(Extracted information)
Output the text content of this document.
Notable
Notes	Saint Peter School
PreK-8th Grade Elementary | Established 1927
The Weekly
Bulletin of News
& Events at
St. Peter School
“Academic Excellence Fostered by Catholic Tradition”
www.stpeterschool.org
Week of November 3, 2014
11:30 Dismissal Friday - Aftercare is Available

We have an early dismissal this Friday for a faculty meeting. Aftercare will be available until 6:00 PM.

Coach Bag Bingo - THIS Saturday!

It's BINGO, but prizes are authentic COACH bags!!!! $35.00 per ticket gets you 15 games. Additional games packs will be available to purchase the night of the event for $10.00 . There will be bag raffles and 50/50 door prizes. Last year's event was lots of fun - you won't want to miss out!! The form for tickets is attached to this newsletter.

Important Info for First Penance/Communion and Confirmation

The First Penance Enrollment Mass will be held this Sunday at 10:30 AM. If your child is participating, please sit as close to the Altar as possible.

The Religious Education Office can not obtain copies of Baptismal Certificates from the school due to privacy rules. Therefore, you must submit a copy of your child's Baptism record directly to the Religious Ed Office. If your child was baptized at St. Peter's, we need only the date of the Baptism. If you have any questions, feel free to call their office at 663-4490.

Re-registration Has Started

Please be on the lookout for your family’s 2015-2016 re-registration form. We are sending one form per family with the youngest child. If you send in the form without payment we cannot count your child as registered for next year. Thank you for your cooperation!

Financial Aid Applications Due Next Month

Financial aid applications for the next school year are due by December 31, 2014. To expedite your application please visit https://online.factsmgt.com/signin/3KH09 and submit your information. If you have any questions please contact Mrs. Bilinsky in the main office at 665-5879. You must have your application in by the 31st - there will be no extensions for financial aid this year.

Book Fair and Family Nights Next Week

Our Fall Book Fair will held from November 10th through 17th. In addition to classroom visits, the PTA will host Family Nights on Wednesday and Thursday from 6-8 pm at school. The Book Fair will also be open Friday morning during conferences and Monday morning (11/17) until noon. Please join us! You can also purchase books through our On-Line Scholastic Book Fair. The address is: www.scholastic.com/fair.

(Problem requirements) State the number of lines in these entries that include the string "must". Provide nothing beyond that number.

(Answer to this task) 2